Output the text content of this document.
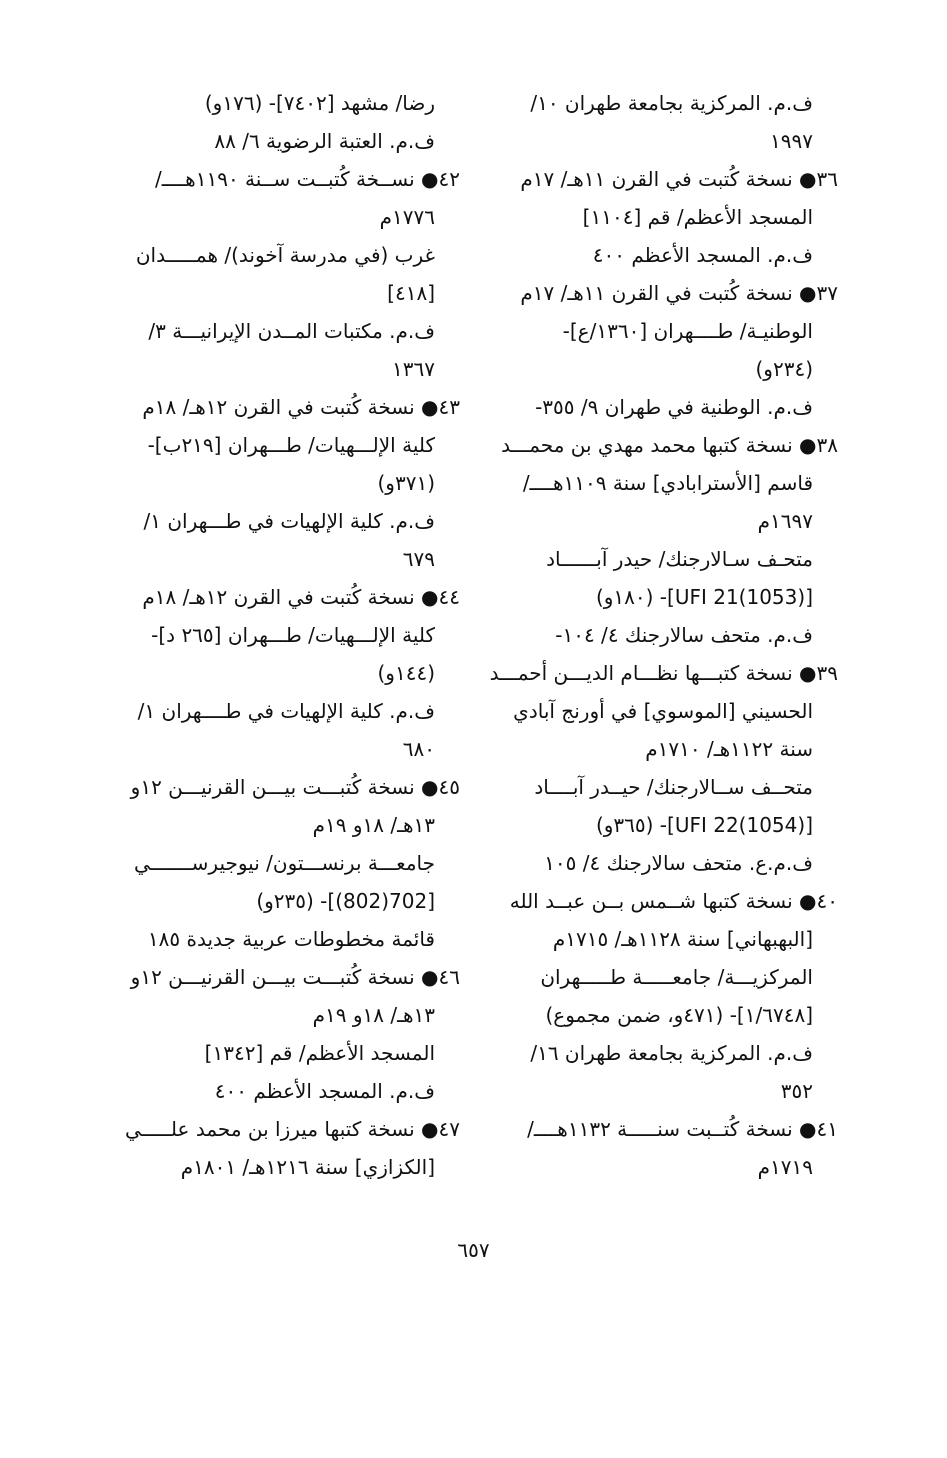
ف.م. المركزية بجامعة طهران ١٠/
١٩٩٧
٣٦● نسخة كُتبت في القرن ١١هـ/ ١٧م
المسجد الأعظم/ قم [١١٠٤]
ف.م. المسجد الأعظم ٤٠٠
٣٧● نسخة كُتبت في القرن ١١هـ/ ١٧م
الوطنيـة/ طــــهران [١٣٦٠/ع]-
(٢٣٤و)
ف.م. الوطنية في طهران ٩/ ٣٥٥-
٣٨● نسخة كتبها محمد مهدي بن محمـــد
قاسم [الأسترابادي] سنة ١١٠٩هــــ/
١٦٩٧م
متحـف سـالارجنك/ حيدر آبــــــاد
[UFI 21(1053)]- (١٨٠و)
ف.م. متحف سالارجنك ٤/ ١٠٤-
٣٩● نسخة كتبـــها نظـــام الديـــن أحمـــد
الحسيني [الموسوي] في أورنج آبادي
سنة ١١٢٢هـ/ ١٧١٠م
متحــف ســالارجنك/ حيــدر آبــــاد
[UFI 22(1054)]- (٣٦٥و)
ف.م.ع. متحف سالارجنك ٤/ ١٠٥
٤٠● نسخة كتبها شــمس بــن عبــد الله
[البهبهاني] سنة ١١٢٨هـ/ ١٧١٥م
المركزيـــة/ جامعـــــة طـــــهران
[١/٦٧٤٨]- (٤٧١و، ضمن مجموع)
ف.م. المركزية بجامعة طهران ١٦/
٣٥٢
٤١● نسخة كُتــبت سنـــــة ١١٣٢هــــ/
١٧١٩م
رضا/ مشهد [٧٤٠٢]- (١٧٦و)
ف.م. العتبة الرضوية ٦/ ٨٨
٤٢● نســخة كُتبــت ســنة ١١٩٠هــــ/
١٧٧٦م
غرب (في مدرسة آخوند)/ همـــــدان
[٤١٨]
ف.م. مكتبات المــدن الإيرانيـــة ٣/
١٣٦٧
٤٣● نسخة كُتبت في القرن ١٢هـ/ ١٨م
كلية الإلـــهيات/ طـــهران [٢١٩ب]-
(٣٧١و)
ف.م. كلية الإلهيات في طـــهران ١/
٦٧٩
٤٤● نسخة كُتبت في القرن ١٢هـ/ ١٨م
كلية الإلـــهيات/ طـــهران [٢٦٥ د]-
(١٤٤و)
ف.م. كلية الإلهيات في طــــهران ١/
٦٨٠
٤٥● نسخة كُتبـــت بيـــن القرنيـــن ١٢و
١٣هـ/ ١٨و ١٩م
جامعـــة برنســـتون/ نيوجيرســـــــي
[702(802)]- (٢٣٥و)
قائمة مخطوطات عربية جديدة ١٨٥
٤٦● نسخة كُتبـــت بيـــن القرنيـــن ١٢و
١٣هـ/ ١٨و ١٩م
المسجد الأعظم/ قم [١٣٤٢]
ف.م. المسجد الأعظم ٤٠٠
٤٧● نسخة كتبها ميرزا بن محمد علـــــي
[الكزازي] سنة ١٢١٦هـ/ ١٨٠١م
٦٥٧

*WORK INSTRUCTIONS*
Return every line of the preceding records in which the word "الإلـــهيات" appears.

*WRITTEN RESPONSE*
كلية الإلـــهيات/ طـــهران [٢١٩ب]-
كلية الإلـــهيات/ طـــهران [٢٦٥ د]-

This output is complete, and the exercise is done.